#### [Document extract]
Should Your Organisation have a More Flexible Approach to Working Hours?
Most offices will work the standard 9-5 business hours which is considered the norm but with employees looking for a better work life balance, is there not another way?
Not all organisations stick to a 9-5 working day but they have a more relaxed, open-minded approach to how many hours their employees work every week.
The top 5 overworked cities are:
- Kuala Lumpur
So how do we compare in Scotland?
Scotland’s overall performance in work-life balance and flexible working is below par compared with other UK nations and regions, according to the CIPD Scotland practice briefing.
- Despite being the most widespread and desired flexible working option around the UK, access to flexitime (the ability to choose starting and finishing times) in Scotland is second lowest after Wales (29% have used the option compared with 34% in the UK as a whole).
- Flexible working is seen as more career limiting, with only 10% saying it had a positive impact compared with a 16% national average.
- Workers have more difficulty taking time off to deal with family matters than elsewhere in the UK (26% in Scotland found it difficult compared with 22% across the UK).

#### [Short problem]
Summarize the article on flexible working hours in two sentences.

#### [Supplied data]
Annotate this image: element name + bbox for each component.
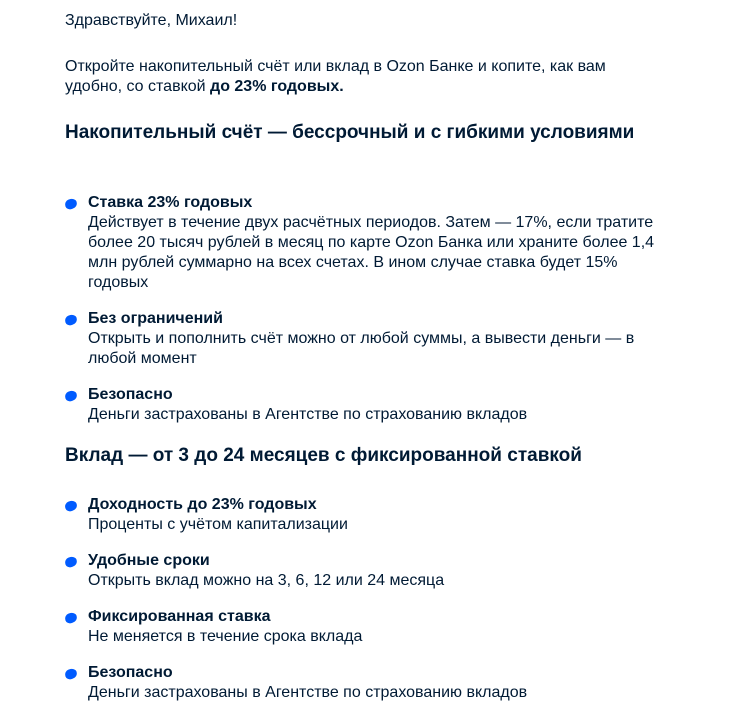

#### [Problem solution]
Most offices keep standard 9-5 hours, but as employees look for a better work-life balance, some organizations take a more relaxed approach to how many hours their staff work each week. According to the CIPD Scotland practice briefing, Scotland performs below par on work-life balance and flexible working: its access to flexitime is second lowest after Wales, flexible working is seen as more career limiting, and workers find it harder to take time off for family matters than elsewhere in the UK.